_Task objective_
Your task is to copy the listing exactly. Drop any pictures from the copy.

_Records for the task_

◇ ◇ ◇ ◇

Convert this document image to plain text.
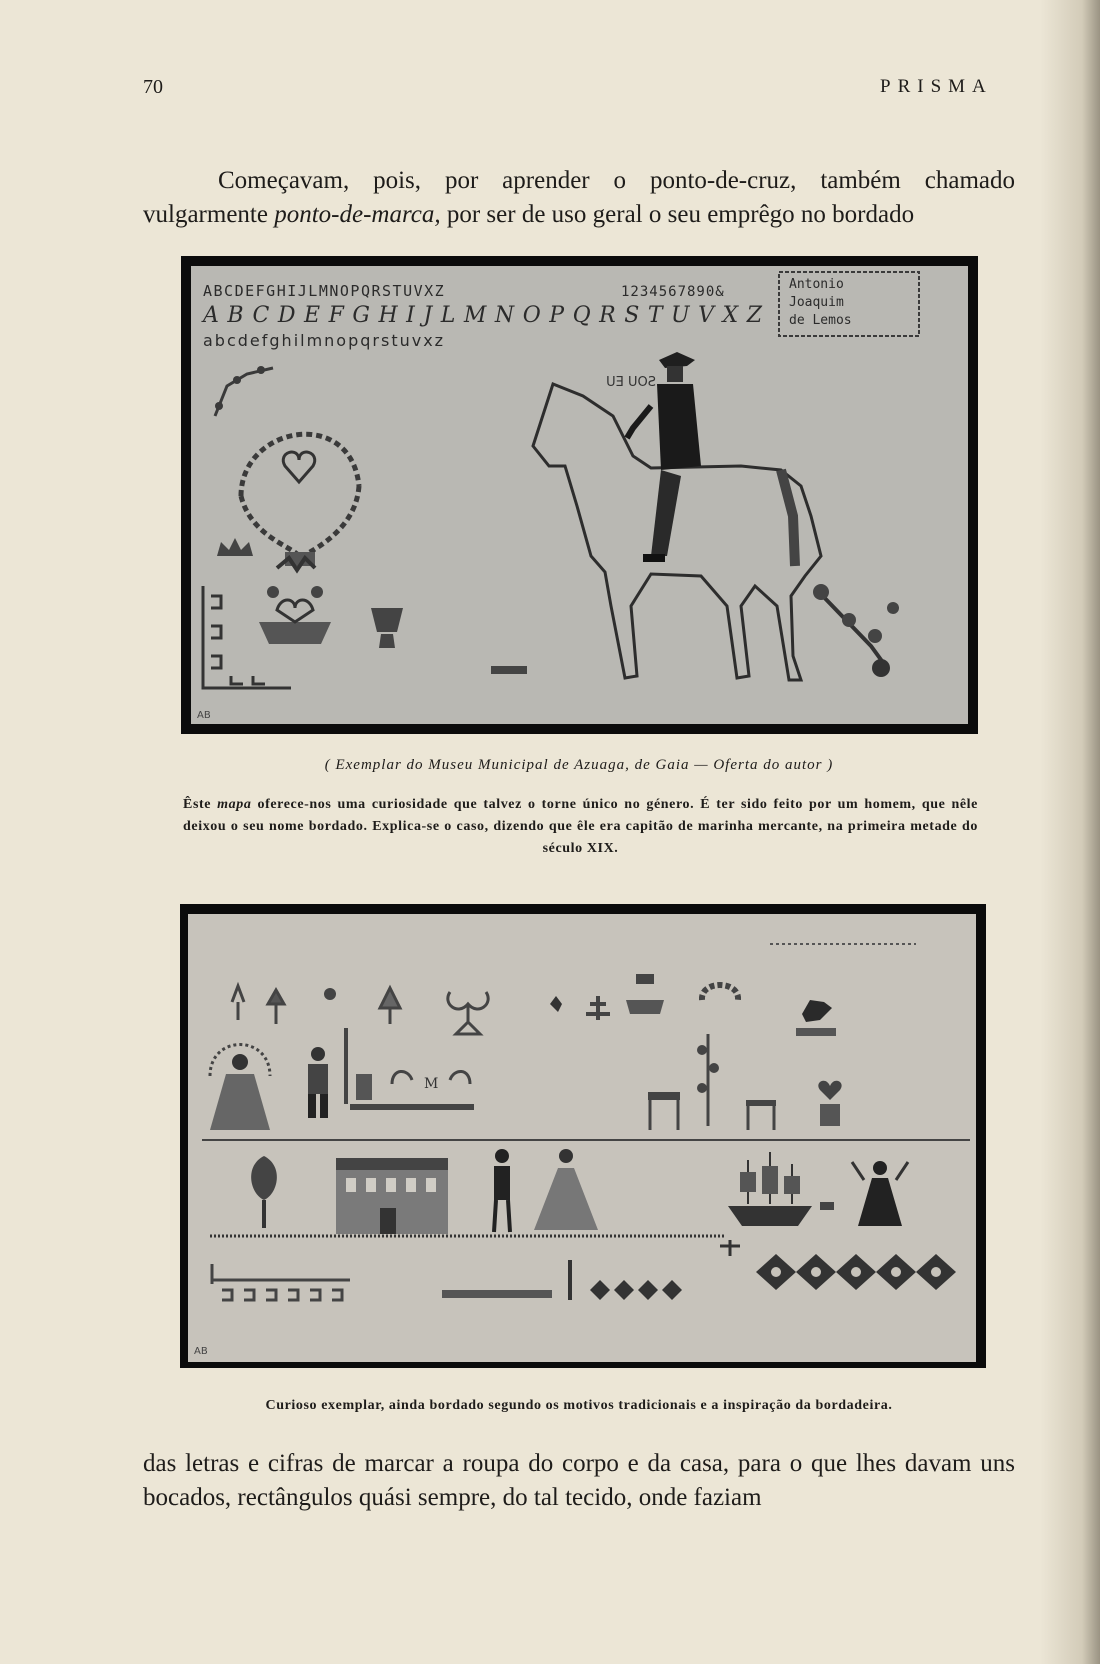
70	PRISMA

Começavam, pois, por aprender o ponto-de-cruz, também chamado vulgarmente ponto-de-marca, por ser de uso geral o seu emprêgo no bordado

ABCDEFGHIJLMNOPQRSTUVXZ	1234567890&
ABCDEFGHIJLMNOPQRSTUVXZ
abcdefghilmnopqrstuvxz
Antonio
Joaquim
de Lemos
SOU EU
AB

( Exemplar do Museu Municipal de Azuaga, de Gaia — Oferta do autor )

Êste mapa oferece-nos uma curiosidade que talvez o torne único no género. É ter sido feito por um homem, que nêle deixou o seu nome bordado. Explica-se o caso, dizendo que êle era capitão de marinha mercante, na primeira metade do século XIX.

M
AB

Curioso exemplar, ainda bordado segundo os motivos tradicionais e a inspiração da bordadeira.

das letras e cifras de marcar a roupa do corpo e da casa, para o que lhes davam uns bocados, rectângulos quási sempre, do tal tecido, onde faziam
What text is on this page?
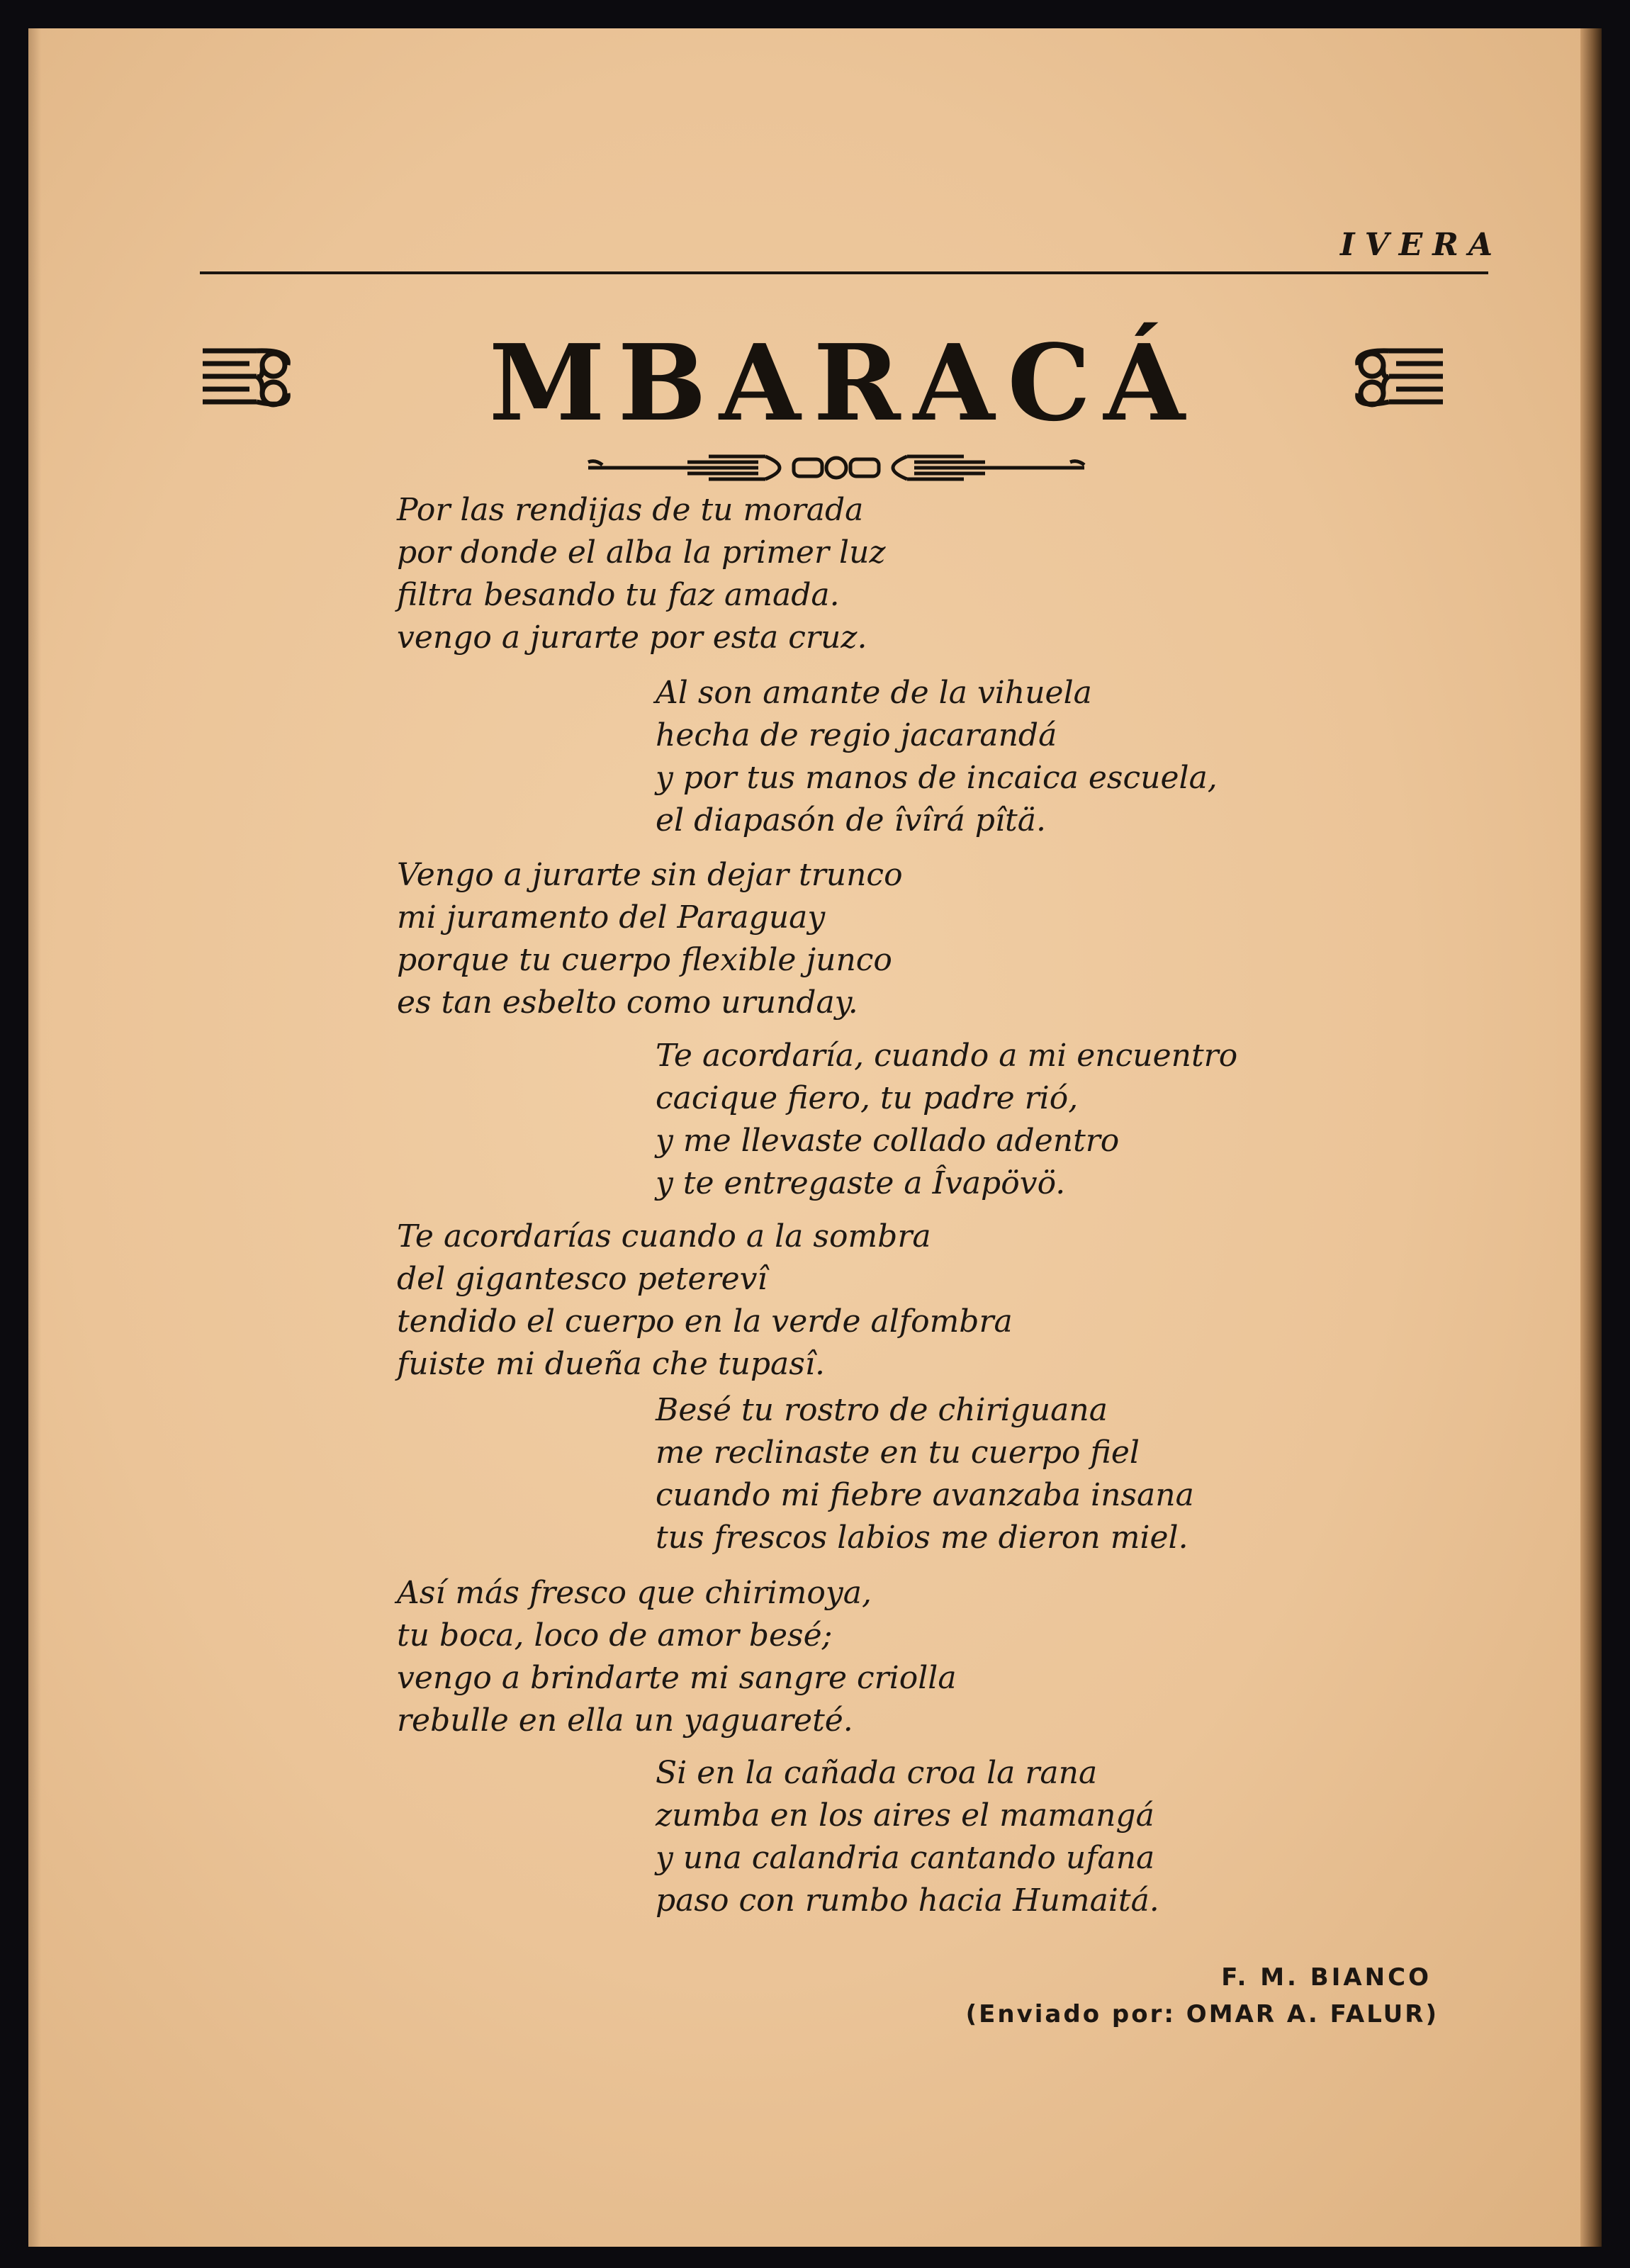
IVERA
MBARACÁ
Por las rendijas de tu morada
por donde el alba la primer luz
filtra besando tu faz amada.
vengo a jurarte por esta cruz.
Al son amante de la vihuela
hecha de regio jacarandá
y por tus manos de incaica escuela,
el diapasón de îvîrá pîtä.
Vengo a jurarte sin dejar trunco
mi juramento del Paraguay
porque tu cuerpo flexible junco
es tan esbelto como urunday.
Te acordaría, cuando a mi encuentro
cacique fiero, tu padre rió,
y me llevaste collado adentro
y te entregaste a Îvapövö.
Te acordarías cuando a la sombra
del gigantesco peterevî
tendido el cuerpo en la verde alfombra
fuiste mi dueña che tupasî.
Besé tu rostro de chiriguana
me reclinaste en tu cuerpo fiel
cuando mi fiebre avanzaba insana
tus frescos labios me dieron miel.
Así más fresco que chirimoya,
tu boca, loco de amor besé;
vengo a brindarte mi sangre criolla
rebulle en ella un yaguareté.
Si en la cañada croa la rana
zumba en los aires el mamangá
y una calandria cantando ufana
paso con rumbo hacia Humaitá.
F. M. BIANCO
(Enviado por: OMAR A. FALUR)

◇ ◇ ◇ ◇

_Exercise response_
Convert this document image to plain text.
70	PRISMA

Começavam, pois, por aprender o ponto-de-cruz, também chamado vulgarmente ponto-de-marca, por ser de uso geral o seu emprêgo no bordado

ABCDEFGHIJLMNOPQRSTUVXZ	1234567890&
ABCDEFGHIJLMNOPQRSTUVXZ
abcdefghilmnopqrstuvxz
Antonio
Joaquim
de Lemos
SOU EU
AB

( Exemplar do Museu Municipal de Azuaga, de Gaia — Oferta do autor )

Êste mapa oferece-nos uma curiosidade que talvez o torne único no género. É ter sido feito por um homem, que nêle deixou o seu nome bordado. Explica-se o caso, dizendo que êle era capitão de marinha mercante, na primeira metade do século XIX.

M
AB

Curioso exemplar, ainda bordado segundo os motivos tradicionais e a inspiração da bordadeira.

das letras e cifras de marcar a roupa do corpo e da casa, para o que lhes davam uns bocados, rectângulos quási sempre, do tal tecido, onde faziam
What text is on this page?
IVERA
MBARACÁ
Por las rendijas de tu morada
por donde el alba la primer luz
filtra besando tu faz amada.
vengo a jurarte por esta cruz.
Al son amante de la vihuela
hecha de regio jacarandá
y por tus manos de incaica escuela,
el diapasón de îvîrá pîtä.
Vengo a jurarte sin dejar trunco
mi juramento del Paraguay
porque tu cuerpo flexible junco
es tan esbelto como urunday.
Te acordaría, cuando a mi encuentro
cacique fiero, tu padre rió,
y me llevaste collado adentro
y te entregaste a Îvapövö.
Te acordarías cuando a la sombra
del gigantesco peterevî
tendido el cuerpo en la verde alfombra
fuiste mi dueña che tupasî.
Besé tu rostro de chiriguana
me reclinaste en tu cuerpo fiel
cuando mi fiebre avanzaba insana
tus frescos labios me dieron miel.
Así más fresco que chirimoya,
tu boca, loco de amor besé;
vengo a brindarte mi sangre criolla
rebulle en ella un yaguareté.
Si en la cañada croa la rana
zumba en los aires el mamangá
y una calandria cantando ufana
paso con rumbo hacia Humaitá.
F. M. BIANCO
(Enviado por: OMAR A. FALUR)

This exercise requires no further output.